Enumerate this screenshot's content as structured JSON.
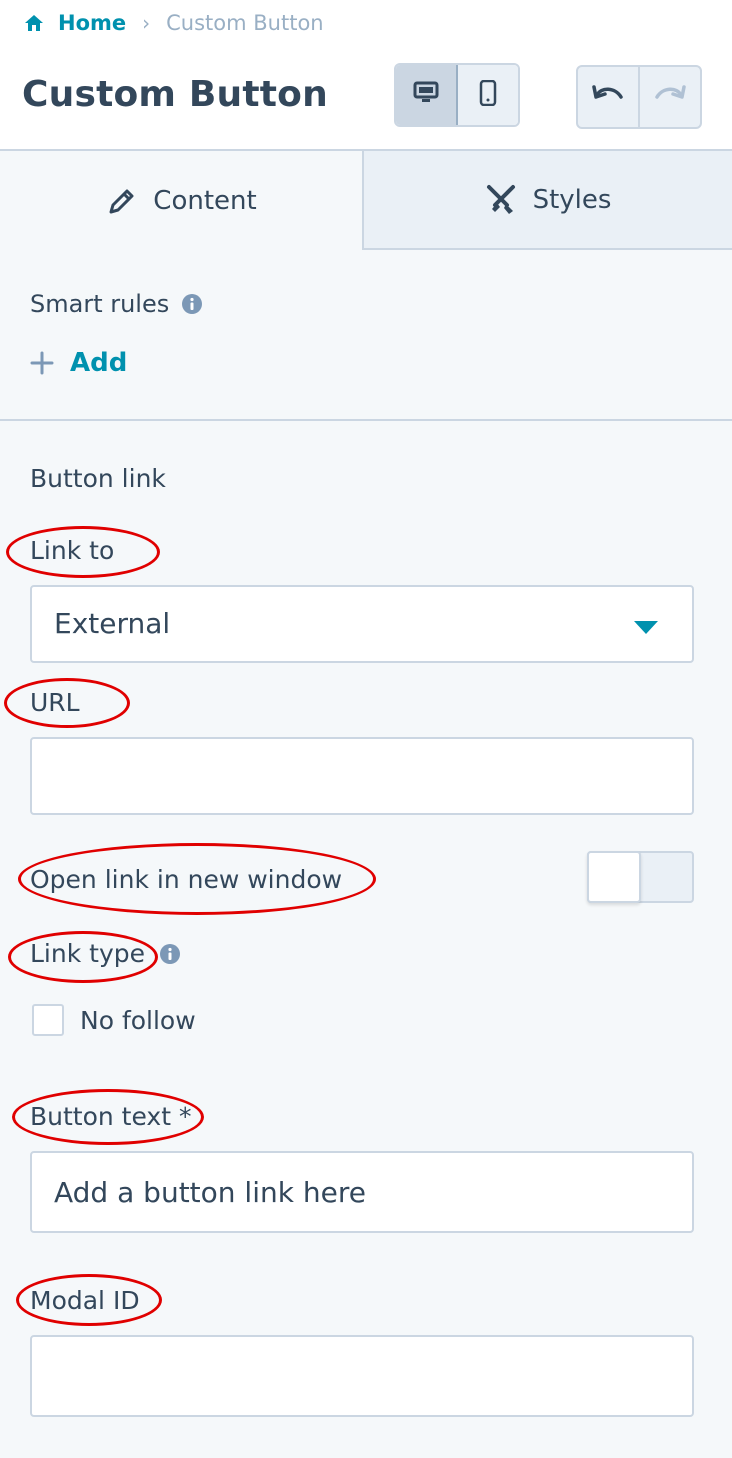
{
  "breadcrumb": {
    "home_icon": "home-icon",
    "home_label": "Home",
    "separator": "›",
    "current_label": "Custom Button"
  },
  "header": {
    "title": "Custom Button",
    "device_toggle": {
      "desktop_icon": "desktop-icon",
      "mobile_icon": "mobile-icon",
      "active": "desktop"
    },
    "history": {
      "undo_icon": "undo-icon",
      "redo_icon": "redo-icon"
    }
  },
  "tabs": [
    {
      "label": "Content",
      "icon": "pencil-icon",
      "active": true
    },
    {
      "label": "Styles",
      "icon": "paintbrush-icon",
      "active": false
    }
  ],
  "smart_rules": {
    "label": "Smart rules",
    "info_icon": "info-icon",
    "add_label": "Add",
    "add_icon": "plus-icon"
  },
  "button_link": {
    "section_label": "Button link",
    "link_to_label": "Link to",
    "link_to_value": "External",
    "url_label": "URL",
    "url_value": "",
    "open_new_window_label": "Open link in new window",
    "open_new_window_enabled": false,
    "link_type_label": "Link type",
    "no_follow_label": "No follow",
    "no_follow_checked": false,
    "button_text_label": "Button text *",
    "button_text_placeholder": "Add a button link here",
    "modal_id_label": "Modal ID",
    "modal_id_value": ""
  },
  "colors": {
    "accent": "#0091ae",
    "text": "#33475b",
    "muted": "#99afc4",
    "border": "#cbd6e2",
    "panel_bg": "#f5f8fa",
    "annotation": "#e00000"
  }
}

## Goal of the exercise
From the entries above, extract every line where the word "Custom" appears.

## Result of this task
    "current_label": "Custom Button"
    "title": "Custom Button",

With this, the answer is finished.